= Records provided =
▼

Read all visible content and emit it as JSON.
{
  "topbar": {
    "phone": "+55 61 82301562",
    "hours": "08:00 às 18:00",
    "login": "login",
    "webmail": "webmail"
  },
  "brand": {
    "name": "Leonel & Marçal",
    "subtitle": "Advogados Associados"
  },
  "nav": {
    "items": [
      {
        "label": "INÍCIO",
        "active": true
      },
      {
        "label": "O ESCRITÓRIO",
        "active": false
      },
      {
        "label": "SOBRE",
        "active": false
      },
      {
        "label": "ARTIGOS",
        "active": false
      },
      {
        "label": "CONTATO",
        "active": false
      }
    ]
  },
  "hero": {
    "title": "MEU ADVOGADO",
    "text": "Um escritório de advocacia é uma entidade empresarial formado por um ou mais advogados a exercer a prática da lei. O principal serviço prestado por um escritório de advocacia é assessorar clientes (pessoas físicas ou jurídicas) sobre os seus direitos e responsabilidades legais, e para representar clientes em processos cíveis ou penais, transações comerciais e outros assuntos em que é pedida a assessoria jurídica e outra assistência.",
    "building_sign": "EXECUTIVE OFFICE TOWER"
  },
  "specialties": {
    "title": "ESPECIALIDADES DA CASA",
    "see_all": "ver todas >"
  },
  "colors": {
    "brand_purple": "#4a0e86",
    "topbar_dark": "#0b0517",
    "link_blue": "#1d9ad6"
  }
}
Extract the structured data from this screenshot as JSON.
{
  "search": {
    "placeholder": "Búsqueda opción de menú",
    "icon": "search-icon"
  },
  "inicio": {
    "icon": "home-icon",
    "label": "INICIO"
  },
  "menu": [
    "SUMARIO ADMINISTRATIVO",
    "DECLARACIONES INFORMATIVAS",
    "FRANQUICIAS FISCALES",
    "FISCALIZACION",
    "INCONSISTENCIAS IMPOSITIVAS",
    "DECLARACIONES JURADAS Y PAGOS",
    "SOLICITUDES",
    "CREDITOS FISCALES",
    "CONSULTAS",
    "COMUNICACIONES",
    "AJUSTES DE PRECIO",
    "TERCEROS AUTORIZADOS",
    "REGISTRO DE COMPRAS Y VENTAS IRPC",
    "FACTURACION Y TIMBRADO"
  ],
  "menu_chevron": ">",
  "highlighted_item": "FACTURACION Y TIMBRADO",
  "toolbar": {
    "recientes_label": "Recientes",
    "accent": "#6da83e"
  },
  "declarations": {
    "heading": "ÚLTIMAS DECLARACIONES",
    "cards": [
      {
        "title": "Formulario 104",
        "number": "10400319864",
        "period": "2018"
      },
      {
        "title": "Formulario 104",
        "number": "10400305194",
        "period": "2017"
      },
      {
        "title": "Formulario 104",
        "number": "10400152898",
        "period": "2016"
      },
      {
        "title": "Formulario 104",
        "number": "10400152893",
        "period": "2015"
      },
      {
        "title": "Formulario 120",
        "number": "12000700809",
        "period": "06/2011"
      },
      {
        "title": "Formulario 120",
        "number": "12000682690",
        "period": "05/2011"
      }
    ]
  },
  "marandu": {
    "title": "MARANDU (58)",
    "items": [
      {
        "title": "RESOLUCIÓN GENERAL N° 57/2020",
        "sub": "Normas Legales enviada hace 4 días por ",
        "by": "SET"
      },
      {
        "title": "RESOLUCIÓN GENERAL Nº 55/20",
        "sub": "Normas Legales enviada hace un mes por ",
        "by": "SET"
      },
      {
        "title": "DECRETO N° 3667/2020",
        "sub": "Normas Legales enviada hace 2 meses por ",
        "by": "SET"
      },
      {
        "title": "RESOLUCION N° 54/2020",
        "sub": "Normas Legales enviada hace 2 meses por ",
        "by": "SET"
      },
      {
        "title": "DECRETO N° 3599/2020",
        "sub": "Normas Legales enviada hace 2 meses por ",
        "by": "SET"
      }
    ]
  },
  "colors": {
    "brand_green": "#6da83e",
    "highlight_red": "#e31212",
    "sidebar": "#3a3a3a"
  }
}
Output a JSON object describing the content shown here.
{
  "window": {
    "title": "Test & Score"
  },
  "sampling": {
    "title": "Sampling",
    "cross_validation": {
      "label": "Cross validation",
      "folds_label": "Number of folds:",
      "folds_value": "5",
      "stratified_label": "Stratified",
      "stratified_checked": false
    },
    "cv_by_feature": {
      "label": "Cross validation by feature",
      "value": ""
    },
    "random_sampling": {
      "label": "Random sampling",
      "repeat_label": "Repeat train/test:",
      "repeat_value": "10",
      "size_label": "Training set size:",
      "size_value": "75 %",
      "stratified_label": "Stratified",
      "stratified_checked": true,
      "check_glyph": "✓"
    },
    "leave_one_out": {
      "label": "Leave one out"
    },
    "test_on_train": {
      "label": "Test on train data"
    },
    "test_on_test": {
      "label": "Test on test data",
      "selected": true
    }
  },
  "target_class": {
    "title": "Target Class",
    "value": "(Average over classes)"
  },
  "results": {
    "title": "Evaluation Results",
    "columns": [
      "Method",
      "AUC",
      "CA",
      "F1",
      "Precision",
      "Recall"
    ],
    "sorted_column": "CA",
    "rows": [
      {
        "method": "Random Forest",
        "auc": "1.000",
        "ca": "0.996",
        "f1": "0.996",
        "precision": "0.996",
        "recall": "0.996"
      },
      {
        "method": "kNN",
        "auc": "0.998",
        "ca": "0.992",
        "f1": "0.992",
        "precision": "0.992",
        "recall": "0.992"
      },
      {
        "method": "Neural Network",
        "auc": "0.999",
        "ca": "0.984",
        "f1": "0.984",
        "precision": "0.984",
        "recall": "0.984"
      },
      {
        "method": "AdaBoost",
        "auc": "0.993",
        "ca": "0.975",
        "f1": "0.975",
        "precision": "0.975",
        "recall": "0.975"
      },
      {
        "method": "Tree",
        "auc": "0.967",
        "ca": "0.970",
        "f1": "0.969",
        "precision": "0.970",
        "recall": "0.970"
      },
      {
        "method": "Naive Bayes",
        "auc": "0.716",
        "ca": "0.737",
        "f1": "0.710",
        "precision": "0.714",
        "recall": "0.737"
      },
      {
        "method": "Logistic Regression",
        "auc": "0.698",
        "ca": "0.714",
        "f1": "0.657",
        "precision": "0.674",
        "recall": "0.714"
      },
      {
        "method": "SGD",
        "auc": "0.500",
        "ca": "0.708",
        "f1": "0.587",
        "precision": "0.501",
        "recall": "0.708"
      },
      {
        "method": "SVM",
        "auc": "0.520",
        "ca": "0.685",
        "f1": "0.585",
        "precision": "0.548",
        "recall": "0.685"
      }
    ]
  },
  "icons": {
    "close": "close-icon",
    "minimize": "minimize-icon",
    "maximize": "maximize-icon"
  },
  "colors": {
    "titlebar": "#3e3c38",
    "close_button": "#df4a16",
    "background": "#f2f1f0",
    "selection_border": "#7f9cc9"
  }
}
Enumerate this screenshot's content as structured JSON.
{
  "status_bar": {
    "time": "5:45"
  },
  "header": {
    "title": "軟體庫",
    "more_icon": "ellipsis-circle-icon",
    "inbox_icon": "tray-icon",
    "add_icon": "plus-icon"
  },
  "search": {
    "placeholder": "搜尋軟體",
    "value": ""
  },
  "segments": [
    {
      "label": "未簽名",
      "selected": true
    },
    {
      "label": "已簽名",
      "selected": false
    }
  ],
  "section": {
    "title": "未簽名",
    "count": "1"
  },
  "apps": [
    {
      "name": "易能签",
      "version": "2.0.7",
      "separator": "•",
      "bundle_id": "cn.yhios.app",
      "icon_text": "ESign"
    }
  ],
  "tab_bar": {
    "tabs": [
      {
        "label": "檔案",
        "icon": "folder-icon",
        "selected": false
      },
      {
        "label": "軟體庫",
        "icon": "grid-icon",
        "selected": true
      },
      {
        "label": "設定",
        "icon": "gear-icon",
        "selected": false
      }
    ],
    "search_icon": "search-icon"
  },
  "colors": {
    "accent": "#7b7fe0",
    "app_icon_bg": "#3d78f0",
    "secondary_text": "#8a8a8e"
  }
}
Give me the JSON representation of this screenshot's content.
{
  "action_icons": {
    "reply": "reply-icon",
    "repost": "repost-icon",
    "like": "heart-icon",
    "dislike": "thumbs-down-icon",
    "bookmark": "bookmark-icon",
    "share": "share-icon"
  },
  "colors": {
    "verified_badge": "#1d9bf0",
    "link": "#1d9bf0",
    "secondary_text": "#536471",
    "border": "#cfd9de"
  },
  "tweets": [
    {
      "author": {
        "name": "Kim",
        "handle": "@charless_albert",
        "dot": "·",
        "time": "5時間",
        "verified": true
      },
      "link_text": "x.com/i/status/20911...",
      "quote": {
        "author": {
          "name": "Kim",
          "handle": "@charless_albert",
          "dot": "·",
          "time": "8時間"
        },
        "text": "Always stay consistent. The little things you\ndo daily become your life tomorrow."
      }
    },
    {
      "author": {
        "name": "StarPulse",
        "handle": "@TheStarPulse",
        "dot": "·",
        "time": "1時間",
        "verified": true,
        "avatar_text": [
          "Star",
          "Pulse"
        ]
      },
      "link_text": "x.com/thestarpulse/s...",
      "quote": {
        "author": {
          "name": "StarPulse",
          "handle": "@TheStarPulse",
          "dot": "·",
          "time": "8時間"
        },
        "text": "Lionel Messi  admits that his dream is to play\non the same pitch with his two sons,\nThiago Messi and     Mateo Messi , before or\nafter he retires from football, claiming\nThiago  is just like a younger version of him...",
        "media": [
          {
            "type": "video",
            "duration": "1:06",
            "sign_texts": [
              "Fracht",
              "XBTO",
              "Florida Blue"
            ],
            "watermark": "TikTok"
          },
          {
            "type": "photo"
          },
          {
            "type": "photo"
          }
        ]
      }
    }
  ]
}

▲

= Direction =
List all lines holding the string "FISCALES".

= Response to the task =
    "FRANQUICIAS FISCALES",
    "CREDITOS FISCALES",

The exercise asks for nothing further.